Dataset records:
-----

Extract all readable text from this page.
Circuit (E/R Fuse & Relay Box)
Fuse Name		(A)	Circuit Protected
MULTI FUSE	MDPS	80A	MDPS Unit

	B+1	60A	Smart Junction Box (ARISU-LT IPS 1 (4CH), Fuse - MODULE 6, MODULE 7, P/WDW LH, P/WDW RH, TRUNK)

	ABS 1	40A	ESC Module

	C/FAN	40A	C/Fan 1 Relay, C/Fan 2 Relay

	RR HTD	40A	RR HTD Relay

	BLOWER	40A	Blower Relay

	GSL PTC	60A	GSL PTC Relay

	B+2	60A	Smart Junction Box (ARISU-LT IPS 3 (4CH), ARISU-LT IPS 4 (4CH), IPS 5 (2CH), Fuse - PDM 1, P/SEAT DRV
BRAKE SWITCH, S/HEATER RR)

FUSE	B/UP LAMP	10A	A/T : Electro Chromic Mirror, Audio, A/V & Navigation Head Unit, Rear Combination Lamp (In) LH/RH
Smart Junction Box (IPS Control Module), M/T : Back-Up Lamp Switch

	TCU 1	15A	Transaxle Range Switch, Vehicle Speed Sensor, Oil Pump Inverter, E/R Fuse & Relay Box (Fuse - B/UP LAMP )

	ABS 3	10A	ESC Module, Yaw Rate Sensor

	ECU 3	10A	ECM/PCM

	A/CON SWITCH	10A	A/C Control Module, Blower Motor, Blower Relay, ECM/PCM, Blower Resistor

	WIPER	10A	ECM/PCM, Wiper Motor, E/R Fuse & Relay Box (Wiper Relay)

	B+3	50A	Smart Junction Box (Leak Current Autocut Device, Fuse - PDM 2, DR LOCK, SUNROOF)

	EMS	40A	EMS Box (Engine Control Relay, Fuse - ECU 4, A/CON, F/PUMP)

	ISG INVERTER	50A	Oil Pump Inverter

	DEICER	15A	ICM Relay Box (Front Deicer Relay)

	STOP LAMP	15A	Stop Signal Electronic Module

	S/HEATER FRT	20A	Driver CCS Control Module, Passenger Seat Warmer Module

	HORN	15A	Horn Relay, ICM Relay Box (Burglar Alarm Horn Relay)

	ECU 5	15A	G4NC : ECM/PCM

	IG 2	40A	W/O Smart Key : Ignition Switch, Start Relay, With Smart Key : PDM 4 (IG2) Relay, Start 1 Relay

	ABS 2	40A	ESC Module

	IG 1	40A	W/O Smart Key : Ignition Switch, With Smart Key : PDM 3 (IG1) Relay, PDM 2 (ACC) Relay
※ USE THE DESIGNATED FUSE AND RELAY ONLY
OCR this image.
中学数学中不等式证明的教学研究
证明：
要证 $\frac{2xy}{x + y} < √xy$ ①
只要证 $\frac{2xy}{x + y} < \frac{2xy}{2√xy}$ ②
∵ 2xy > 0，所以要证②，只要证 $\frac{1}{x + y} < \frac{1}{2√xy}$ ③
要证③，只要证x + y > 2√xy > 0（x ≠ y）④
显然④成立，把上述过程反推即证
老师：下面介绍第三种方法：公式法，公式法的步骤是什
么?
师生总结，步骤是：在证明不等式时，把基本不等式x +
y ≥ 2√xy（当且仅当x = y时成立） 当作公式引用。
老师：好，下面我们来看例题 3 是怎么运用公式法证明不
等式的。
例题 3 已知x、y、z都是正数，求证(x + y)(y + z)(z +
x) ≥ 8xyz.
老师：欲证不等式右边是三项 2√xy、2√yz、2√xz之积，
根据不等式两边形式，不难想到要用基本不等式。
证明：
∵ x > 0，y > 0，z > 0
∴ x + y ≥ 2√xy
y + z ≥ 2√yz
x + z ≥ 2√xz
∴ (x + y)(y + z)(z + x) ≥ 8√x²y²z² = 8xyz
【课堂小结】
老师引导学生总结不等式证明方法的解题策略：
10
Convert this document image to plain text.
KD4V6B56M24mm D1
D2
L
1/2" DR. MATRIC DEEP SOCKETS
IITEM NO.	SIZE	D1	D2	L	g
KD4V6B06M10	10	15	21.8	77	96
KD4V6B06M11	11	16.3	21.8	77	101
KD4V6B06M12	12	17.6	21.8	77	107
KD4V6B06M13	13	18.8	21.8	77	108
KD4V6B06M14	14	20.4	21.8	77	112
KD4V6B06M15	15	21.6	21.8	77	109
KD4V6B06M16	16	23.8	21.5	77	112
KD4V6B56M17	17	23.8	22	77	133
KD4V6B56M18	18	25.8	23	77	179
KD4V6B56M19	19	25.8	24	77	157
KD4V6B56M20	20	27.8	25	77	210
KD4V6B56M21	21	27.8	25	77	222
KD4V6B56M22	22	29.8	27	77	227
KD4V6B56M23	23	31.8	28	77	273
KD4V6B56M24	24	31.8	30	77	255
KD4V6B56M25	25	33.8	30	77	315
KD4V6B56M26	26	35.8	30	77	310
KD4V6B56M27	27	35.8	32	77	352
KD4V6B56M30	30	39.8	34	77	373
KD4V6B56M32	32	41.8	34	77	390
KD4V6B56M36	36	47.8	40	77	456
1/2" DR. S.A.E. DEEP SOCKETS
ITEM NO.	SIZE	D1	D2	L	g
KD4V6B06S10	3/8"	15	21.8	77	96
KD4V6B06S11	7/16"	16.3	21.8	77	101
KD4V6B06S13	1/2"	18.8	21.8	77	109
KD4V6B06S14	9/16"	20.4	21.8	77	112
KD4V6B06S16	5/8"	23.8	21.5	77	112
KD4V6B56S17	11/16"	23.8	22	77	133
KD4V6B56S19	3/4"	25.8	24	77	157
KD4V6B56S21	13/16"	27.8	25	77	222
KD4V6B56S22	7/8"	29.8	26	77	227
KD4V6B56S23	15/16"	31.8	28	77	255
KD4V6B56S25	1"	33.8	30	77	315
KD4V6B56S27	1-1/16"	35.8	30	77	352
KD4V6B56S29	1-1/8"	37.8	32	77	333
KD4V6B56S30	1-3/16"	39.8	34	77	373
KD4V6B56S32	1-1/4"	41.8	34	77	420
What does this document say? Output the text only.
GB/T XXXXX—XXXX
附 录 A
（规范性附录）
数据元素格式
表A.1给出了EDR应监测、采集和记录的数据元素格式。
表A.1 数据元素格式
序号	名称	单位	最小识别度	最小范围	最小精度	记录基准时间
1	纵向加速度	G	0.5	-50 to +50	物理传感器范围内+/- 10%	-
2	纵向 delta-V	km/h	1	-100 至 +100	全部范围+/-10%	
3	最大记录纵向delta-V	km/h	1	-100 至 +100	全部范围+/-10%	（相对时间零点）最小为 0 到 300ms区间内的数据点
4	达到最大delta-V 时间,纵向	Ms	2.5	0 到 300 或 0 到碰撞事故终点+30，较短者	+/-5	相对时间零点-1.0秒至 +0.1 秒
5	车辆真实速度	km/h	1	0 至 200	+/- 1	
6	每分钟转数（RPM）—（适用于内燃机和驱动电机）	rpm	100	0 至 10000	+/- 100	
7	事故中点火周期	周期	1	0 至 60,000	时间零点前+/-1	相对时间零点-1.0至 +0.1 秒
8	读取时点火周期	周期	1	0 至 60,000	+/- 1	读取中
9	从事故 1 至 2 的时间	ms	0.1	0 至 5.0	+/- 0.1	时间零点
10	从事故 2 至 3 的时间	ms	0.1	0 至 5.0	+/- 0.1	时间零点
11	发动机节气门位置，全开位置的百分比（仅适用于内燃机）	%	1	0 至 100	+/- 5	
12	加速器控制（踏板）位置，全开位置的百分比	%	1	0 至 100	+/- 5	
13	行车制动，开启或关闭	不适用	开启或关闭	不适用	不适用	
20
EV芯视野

-----

▶ **DIRECTIVE**: Type out the full listing again, exactly as given.

▶ **RESPONSE TO THE EXERCISE**:
Extract all readable text from this page.
Circuit (E/R Fuse & Relay Box)
Fuse Name		(A)	Circuit Protected
MULTI FUSE	MDPS	80A	MDPS Unit

	B+1	60A	Smart Junction Box (ARISU-LT IPS 1 (4CH), Fuse - MODULE 6, MODULE 7, P/WDW LH, P/WDW RH, TRUNK)

	ABS 1	40A	ESC Module

	C/FAN	40A	C/Fan 1 Relay, C/Fan 2 Relay

	RR HTD	40A	RR HTD Relay

	BLOWER	40A	Blower Relay

	GSL PTC	60A	GSL PTC Relay

	B+2	60A	Smart Junction Box (ARISU-LT IPS 3 (4CH), ARISU-LT IPS 4 (4CH), IPS 5 (2CH), Fuse - PDM 1, P/SEAT DRV
BRAKE SWITCH, S/HEATER RR)

FUSE	B/UP LAMP	10A	A/T : Electro Chromic Mirror, Audio, A/V & Navigation Head Unit, Rear Combination Lamp (In) LH/RH
Smart Junction Box (IPS Control Module), M/T : Back-Up Lamp Switch

	TCU 1	15A	Transaxle Range Switch, Vehicle Speed Sensor, Oil Pump Inverter, E/R Fuse & Relay Box (Fuse - B/UP LAMP )

	ABS 3	10A	ESC Module, Yaw Rate Sensor

	ECU 3	10A	ECM/PCM

	A/CON SWITCH	10A	A/C Control Module, Blower Motor, Blower Relay, ECM/PCM, Blower Resistor

	WIPER	10A	ECM/PCM, Wiper Motor, E/R Fuse & Relay Box (Wiper Relay)

	B+3	50A	Smart Junction Box (Leak Current Autocut Device, Fuse - PDM 2, DR LOCK, SUNROOF)

	EMS	40A	EMS Box (Engine Control Relay, Fuse - ECU 4, A/CON, F/PUMP)

	ISG INVERTER	50A	Oil Pump Inverter

	DEICER	15A	ICM Relay Box (Front Deicer Relay)

	STOP LAMP	15A	Stop Signal Electronic Module

	S/HEATER FRT	20A	Driver CCS Control Module, Passenger Seat Warmer Module

	HORN	15A	Horn Relay, ICM Relay Box (Burglar Alarm Horn Relay)

	ECU 5	15A	G4NC : ECM/PCM

	IG 2	40A	W/O Smart Key : Ignition Switch, Start Relay, With Smart Key : PDM 4 (IG2) Relay, Start 1 Relay

	ABS 2	40A	ESC Module

	IG 1	40A	W/O Smart Key : Ignition Switch, With Smart Key : PDM 3 (IG1) Relay, PDM 2 (ACC) Relay
※ USE THE DESIGNATED FUSE AND RELAY ONLY
OCR this image.
中学数学中不等式证明的教学研究
证明：
要证 $\frac{2xy}{x + y} < √xy$ ①
只要证 $\frac{2xy}{x + y} < \frac{2xy}{2√xy}$ ②
∵ 2xy > 0，所以要证②，只要证 $\frac{1}{x + y} < \frac{1}{2√xy}$ ③
要证③，只要证x + y > 2√xy > 0（x ≠ y）④
显然④成立，把上述过程反推即证
老师：下面介绍第三种方法：公式法，公式法的步骤是什
么?
师生总结，步骤是：在证明不等式时，把基本不等式x +
y ≥ 2√xy（当且仅当x = y时成立） 当作公式引用。
老师：好，下面我们来看例题 3 是怎么运用公式法证明不
等式的。
例题 3 已知x、y、z都是正数，求证(x + y)(y + z)(z +
x) ≥ 8xyz.
老师：欲证不等式右边是三项 2√xy、2√yz、2√xz之积，
根据不等式两边形式，不难想到要用基本不等式。
证明：
∵ x > 0，y > 0，z > 0
∴ x + y ≥ 2√xy
y + z ≥ 2√yz
x + z ≥ 2√xz
∴ (x + y)(y + z)(z + x) ≥ 8√x²y²z² = 8xyz
【课堂小结】
老师引导学生总结不等式证明方法的解题策略：
10
Convert this document image to plain text.
KD4V6B56M24mm D1
D2
L
1/2" DR. MATRIC DEEP SOCKETS
IITEM NO.	SIZE	D1	D2	L	g
KD4V6B06M10	10	15	21.8	77	96
KD4V6B06M11	11	16.3	21.8	77	101
KD4V6B06M12	12	17.6	21.8	77	107
KD4V6B06M13	13	18.8	21.8	77	108
KD4V6B06M14	14	20.4	21.8	77	112
KD4V6B06M15	15	21.6	21.8	77	109
KD4V6B06M16	16	23.8	21.5	77	112
KD4V6B56M17	17	23.8	22	77	133
KD4V6B56M18	18	25.8	23	77	179
KD4V6B56M19	19	25.8	24	77	157
KD4V6B56M20	20	27.8	25	77	210
KD4V6B56M21	21	27.8	25	77	222
KD4V6B56M22	22	29.8	27	77	227
KD4V6B56M23	23	31.8	28	77	273
KD4V6B56M24	24	31.8	30	77	255
KD4V6B56M25	25	33.8	30	77	315
KD4V6B56M26	26	35.8	30	77	310
KD4V6B56M27	27	35.8	32	77	352
KD4V6B56M30	30	39.8	34	77	373
KD4V6B56M32	32	41.8	34	77	390
KD4V6B56M36	36	47.8	40	77	456
1/2" DR. S.A.E. DEEP SOCKETS
ITEM NO.	SIZE	D1	D2	L	g
KD4V6B06S10	3/8"	15	21.8	77	96
KD4V6B06S11	7/16"	16.3	21.8	77	101
KD4V6B06S13	1/2"	18.8	21.8	77	109
KD4V6B06S14	9/16"	20.4	21.8	77	112
KD4V6B06S16	5/8"	23.8	21.5	77	112
KD4V6B56S17	11/16"	23.8	22	77	133
KD4V6B56S19	3/4"	25.8	24	77	157
KD4V6B56S21	13/16"	27.8	25	77	222
KD4V6B56S22	7/8"	29.8	26	77	227
KD4V6B56S23	15/16"	31.8	28	77	255
KD4V6B56S25	1"	33.8	30	77	315
KD4V6B56S27	1-1/16"	35.8	30	77	352
KD4V6B56S29	1-1/8"	37.8	32	77	333
KD4V6B56S30	1-3/16"	39.8	34	77	373
KD4V6B56S32	1-1/4"	41.8	34	77	420
What does this document say? Output the text only.
GB/T XXXXX—XXXX
附 录 A
（规范性附录）
数据元素格式
表A.1给出了EDR应监测、采集和记录的数据元素格式。
表A.1 数据元素格式
序号	名称	单位	最小识别度	最小范围	最小精度	记录基准时间
1	纵向加速度	G	0.5	-50 to +50	物理传感器范围内+/- 10%	-
2	纵向 delta-V	km/h	1	-100 至 +100	全部范围+/-10%	
3	最大记录纵向delta-V	km/h	1	-100 至 +100	全部范围+/-10%	（相对时间零点）最小为 0 到 300ms区间内的数据点
4	达到最大delta-V 时间,纵向	Ms	2.5	0 到 300 或 0 到碰撞事故终点+30，较短者	+/-5	相对时间零点-1.0秒至 +0.1 秒
5	车辆真实速度	km/h	1	0 至 200	+/- 1	
6	每分钟转数（RPM）—（适用于内燃机和驱动电机）	rpm	100	0 至 10000	+/- 100	
7	事故中点火周期	周期	1	0 至 60,000	时间零点前+/-1	相对时间零点-1.0至 +0.1 秒
8	读取时点火周期	周期	1	0 至 60,000	+/- 1	读取中
9	从事故 1 至 2 的时间	ms	0.1	0 至 5.0	+/- 0.1	时间零点
10	从事故 2 至 3 的时间	ms	0.1	0 至 5.0	+/- 0.1	时间零点
11	发动机节气门位置，全开位置的百分比（仅适用于内燃机）	%	1	0 至 100	+/- 5	
12	加速器控制（踏板）位置，全开位置的百分比	%	1	0 至 100	+/- 5	
13	行车制动，开启或关闭	不适用	开启或关闭	不适用	不适用	
20
EV芯视野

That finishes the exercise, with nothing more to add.